*What to work on:*
Find and return each line containing "семян".

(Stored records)
───
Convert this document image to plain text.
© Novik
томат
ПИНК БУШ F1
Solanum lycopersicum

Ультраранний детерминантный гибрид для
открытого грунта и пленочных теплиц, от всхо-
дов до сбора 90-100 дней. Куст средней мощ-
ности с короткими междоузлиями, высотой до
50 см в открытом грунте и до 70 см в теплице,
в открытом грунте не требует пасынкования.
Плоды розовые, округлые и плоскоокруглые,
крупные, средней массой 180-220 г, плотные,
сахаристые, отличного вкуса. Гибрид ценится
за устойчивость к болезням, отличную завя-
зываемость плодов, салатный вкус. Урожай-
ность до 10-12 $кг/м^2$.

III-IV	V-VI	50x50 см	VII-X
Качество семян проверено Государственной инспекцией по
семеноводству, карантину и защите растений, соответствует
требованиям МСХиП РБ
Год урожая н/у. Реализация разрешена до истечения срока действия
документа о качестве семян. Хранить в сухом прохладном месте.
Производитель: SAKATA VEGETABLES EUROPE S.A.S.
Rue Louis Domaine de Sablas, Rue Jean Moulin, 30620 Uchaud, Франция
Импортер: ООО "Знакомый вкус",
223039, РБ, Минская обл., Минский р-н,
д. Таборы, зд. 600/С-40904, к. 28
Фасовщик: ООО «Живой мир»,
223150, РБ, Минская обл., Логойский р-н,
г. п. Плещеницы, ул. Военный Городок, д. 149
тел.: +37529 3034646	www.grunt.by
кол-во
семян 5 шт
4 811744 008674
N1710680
───
*Solution to this problem:*
Качество семян проверено Государственной инспекцией по
документа о качестве семян. Хранить в сухом прохладном месте.
семян 5 шт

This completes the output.